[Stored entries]
........

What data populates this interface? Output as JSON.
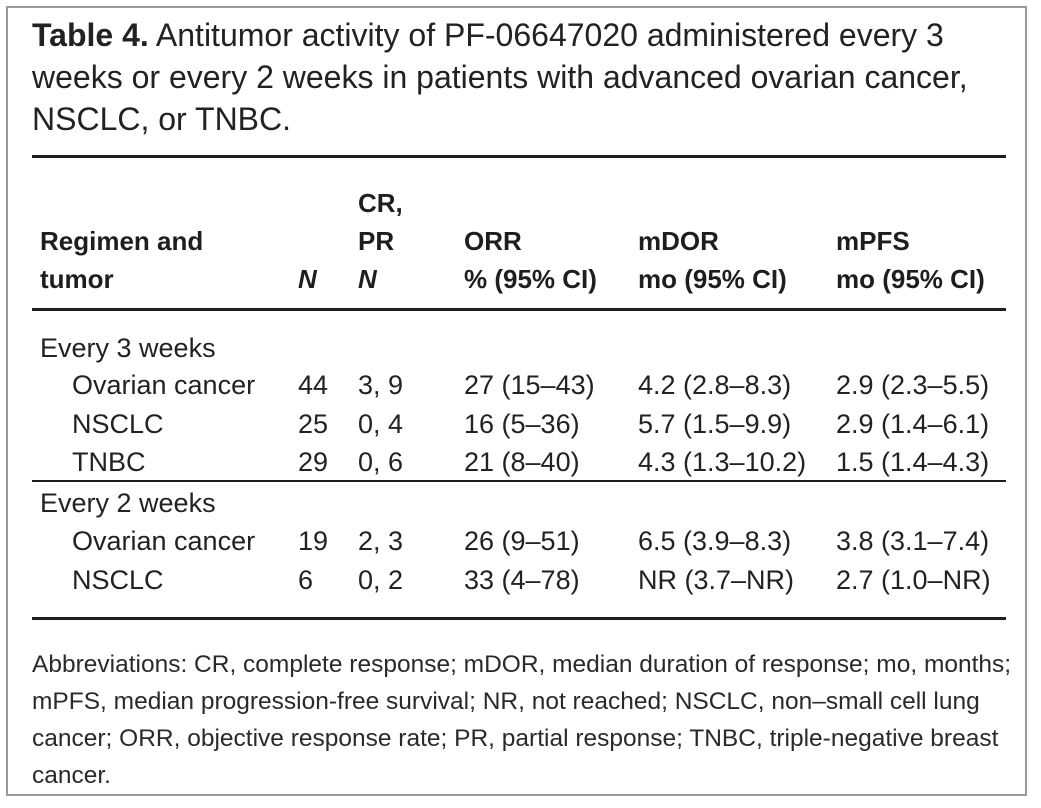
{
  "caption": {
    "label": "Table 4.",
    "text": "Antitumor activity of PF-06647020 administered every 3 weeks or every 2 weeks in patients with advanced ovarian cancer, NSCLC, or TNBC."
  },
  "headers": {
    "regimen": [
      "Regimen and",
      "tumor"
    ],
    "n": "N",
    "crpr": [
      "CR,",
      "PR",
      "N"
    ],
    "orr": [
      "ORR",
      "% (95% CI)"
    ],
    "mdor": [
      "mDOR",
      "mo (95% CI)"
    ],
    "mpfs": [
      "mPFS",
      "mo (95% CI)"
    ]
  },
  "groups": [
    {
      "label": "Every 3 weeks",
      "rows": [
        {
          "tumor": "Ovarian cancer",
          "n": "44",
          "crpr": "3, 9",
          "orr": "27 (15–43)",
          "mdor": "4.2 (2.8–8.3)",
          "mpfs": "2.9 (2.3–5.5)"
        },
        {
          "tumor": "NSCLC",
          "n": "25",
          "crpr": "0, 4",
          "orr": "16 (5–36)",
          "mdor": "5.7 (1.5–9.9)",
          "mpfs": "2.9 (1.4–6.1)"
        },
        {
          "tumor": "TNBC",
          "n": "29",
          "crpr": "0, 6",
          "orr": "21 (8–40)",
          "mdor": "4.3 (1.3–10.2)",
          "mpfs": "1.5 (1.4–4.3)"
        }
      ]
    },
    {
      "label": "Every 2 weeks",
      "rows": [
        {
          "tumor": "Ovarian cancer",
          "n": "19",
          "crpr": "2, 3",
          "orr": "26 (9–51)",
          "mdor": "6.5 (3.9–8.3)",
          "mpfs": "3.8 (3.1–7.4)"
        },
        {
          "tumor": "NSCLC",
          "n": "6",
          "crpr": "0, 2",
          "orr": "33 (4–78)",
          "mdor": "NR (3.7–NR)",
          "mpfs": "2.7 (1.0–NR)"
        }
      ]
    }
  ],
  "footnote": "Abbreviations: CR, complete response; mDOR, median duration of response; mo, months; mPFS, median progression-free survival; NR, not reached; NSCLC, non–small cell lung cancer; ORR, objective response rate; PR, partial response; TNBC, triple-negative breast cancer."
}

........

_Problem to solve_
Gather each line in the entries above where the string "cancer" is found.

_Response area_
    "text": "Antitumor activity of PF-06647020 administered every 3 weeks or every 2 weeks in patients with advanced ovarian cancer, NSCLC, or TNBC."
          "tumor": "Ovarian cancer",
          "tumor": "Ovarian cancer",
  "footnote": "Abbreviations: CR, complete response; mDOR, median duration of response; mo, months; mPFS, median progression-free survival; NR, not reached; NSCLC, non–small cell lung cancer; ORR, objective response rate; PR, partial response; TNBC, triple-negative breast cancer."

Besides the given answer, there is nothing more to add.